===== Supplied data =====

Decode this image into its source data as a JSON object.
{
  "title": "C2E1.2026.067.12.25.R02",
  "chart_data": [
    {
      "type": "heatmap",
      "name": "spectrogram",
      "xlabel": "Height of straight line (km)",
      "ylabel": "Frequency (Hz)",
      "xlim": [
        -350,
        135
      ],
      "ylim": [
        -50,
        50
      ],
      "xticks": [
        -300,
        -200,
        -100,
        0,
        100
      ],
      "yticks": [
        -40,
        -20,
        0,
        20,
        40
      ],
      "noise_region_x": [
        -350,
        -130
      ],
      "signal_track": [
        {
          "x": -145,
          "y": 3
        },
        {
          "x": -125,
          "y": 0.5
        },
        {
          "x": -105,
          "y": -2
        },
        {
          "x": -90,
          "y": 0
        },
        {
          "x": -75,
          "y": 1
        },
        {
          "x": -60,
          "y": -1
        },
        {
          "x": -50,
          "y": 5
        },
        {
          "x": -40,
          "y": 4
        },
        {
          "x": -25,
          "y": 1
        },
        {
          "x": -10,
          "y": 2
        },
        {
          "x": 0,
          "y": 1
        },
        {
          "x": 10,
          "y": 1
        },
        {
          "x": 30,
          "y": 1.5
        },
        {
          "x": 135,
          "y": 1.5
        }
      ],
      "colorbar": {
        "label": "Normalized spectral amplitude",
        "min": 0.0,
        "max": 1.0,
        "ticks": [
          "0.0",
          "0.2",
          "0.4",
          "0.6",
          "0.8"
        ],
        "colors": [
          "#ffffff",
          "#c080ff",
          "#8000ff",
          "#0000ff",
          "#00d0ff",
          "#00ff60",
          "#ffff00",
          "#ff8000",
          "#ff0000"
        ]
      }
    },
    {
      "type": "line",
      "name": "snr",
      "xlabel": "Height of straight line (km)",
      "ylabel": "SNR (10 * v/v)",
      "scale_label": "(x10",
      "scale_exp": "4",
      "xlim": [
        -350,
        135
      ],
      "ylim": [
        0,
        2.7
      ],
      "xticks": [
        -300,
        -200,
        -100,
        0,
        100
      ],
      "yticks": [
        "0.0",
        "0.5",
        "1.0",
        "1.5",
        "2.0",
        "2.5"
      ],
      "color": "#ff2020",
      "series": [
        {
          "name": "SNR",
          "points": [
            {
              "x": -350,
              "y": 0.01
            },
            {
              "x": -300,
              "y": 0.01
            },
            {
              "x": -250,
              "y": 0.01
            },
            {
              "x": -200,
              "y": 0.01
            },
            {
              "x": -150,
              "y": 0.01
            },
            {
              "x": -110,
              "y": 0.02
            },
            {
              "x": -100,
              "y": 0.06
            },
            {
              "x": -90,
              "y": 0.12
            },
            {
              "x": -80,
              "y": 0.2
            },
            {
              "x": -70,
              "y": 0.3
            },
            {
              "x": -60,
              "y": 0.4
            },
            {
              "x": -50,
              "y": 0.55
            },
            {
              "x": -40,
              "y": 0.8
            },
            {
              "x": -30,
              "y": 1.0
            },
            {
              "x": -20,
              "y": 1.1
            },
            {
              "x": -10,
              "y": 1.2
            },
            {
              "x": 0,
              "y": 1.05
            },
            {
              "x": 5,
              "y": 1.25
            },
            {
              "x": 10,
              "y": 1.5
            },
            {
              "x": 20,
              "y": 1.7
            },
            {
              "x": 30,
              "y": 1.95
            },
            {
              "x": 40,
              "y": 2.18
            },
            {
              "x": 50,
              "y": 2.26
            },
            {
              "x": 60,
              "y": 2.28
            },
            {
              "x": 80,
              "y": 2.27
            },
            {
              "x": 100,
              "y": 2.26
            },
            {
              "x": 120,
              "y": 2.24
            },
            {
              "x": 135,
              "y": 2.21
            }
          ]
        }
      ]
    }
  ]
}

=====

What this task involves >> Type the whole listing again, unaltered.

Result of the task >>
Decode this image into its source data as a JSON object.
{
  "title": "C2E1.2026.067.12.25.R02",
  "chart_data": [
    {
      "type": "heatmap",
      "name": "spectrogram",
      "xlabel": "Height of straight line (km)",
      "ylabel": "Frequency (Hz)",
      "xlim": [
        -350,
        135
      ],
      "ylim": [
        -50,
        50
      ],
      "xticks": [
        -300,
        -200,
        -100,
        0,
        100
      ],
      "yticks": [
        -40,
        -20,
        0,
        20,
        40
      ],
      "noise_region_x": [
        -350,
        -130
      ],
      "signal_track": [
        {
          "x": -145,
          "y": 3
        },
        {
          "x": -125,
          "y": 0.5
        },
        {
          "x": -105,
          "y": -2
        },
        {
          "x": -90,
          "y": 0
        },
        {
          "x": -75,
          "y": 1
        },
        {
          "x": -60,
          "y": -1
        },
        {
          "x": -50,
          "y": 5
        },
        {
          "x": -40,
          "y": 4
        },
        {
          "x": -25,
          "y": 1
        },
        {
          "x": -10,
          "y": 2
        },
        {
          "x": 0,
          "y": 1
        },
        {
          "x": 10,
          "y": 1
        },
        {
          "x": 30,
          "y": 1.5
        },
        {
          "x": 135,
          "y": 1.5
        }
      ],
      "colorbar": {
        "label": "Normalized spectral amplitude",
        "min": 0.0,
        "max": 1.0,
        "ticks": [
          "0.0",
          "0.2",
          "0.4",
          "0.6",
          "0.8"
        ],
        "colors": [
          "#ffffff",
          "#c080ff",
          "#8000ff",
          "#0000ff",
          "#00d0ff",
          "#00ff60",
          "#ffff00",
          "#ff8000",
          "#ff0000"
        ]
      }
    },
    {
      "type": "line",
      "name": "snr",
      "xlabel": "Height of straight line (km)",
      "ylabel": "SNR (10 * v/v)",
      "scale_label": "(x10",
      "scale_exp": "4",
      "xlim": [
        -350,
        135
      ],
      "ylim": [
        0,
        2.7
      ],
      "xticks": [
        -300,
        -200,
        -100,
        0,
        100
      ],
      "yticks": [
        "0.0",
        "0.5",
        "1.0",
        "1.5",
        "2.0",
        "2.5"
      ],
      "color": "#ff2020",
      "series": [
        {
          "name": "SNR",
          "points": [
            {
              "x": -350,
              "y": 0.01
            },
            {
              "x": -300,
              "y": 0.01
            },
            {
              "x": -250,
              "y": 0.01
            },
            {
              "x": -200,
              "y": 0.01
            },
            {
              "x": -150,
              "y": 0.01
            },
            {
              "x": -110,
              "y": 0.02
            },
            {
              "x": -100,
              "y": 0.06
            },
            {
              "x": -90,
              "y": 0.12
            },
            {
              "x": -80,
              "y": 0.2
            },
            {
              "x": -70,
              "y": 0.3
            },
            {
              "x": -60,
              "y": 0.4
            },
            {
              "x": -50,
              "y": 0.55
            },
            {
              "x": -40,
              "y": 0.8
            },
            {
              "x": -30,
              "y": 1.0
            },
            {
              "x": -20,
              "y": 1.1
            },
            {
              "x": -10,
              "y": 1.2
            },
            {
              "x": 0,
              "y": 1.05
            },
            {
              "x": 5,
              "y": 1.25
            },
            {
              "x": 10,
              "y": 1.5
            },
            {
              "x": 20,
              "y": 1.7
            },
            {
              "x": 30,
              "y": 1.95
            },
            {
              "x": 40,
              "y": 2.18
            },
            {
              "x": 50,
              "y": 2.26
            },
            {
              "x": 60,
              "y": 2.28
            },
            {
              "x": 80,
              "y": 2.27
            },
            {
              "x": 100,
              "y": 2.26
            },
            {
              "x": 120,
              "y": 2.24
            },
            {
              "x": 135,
              "y": 2.21
            }
          ]
        }
      ]
    }
  ]
}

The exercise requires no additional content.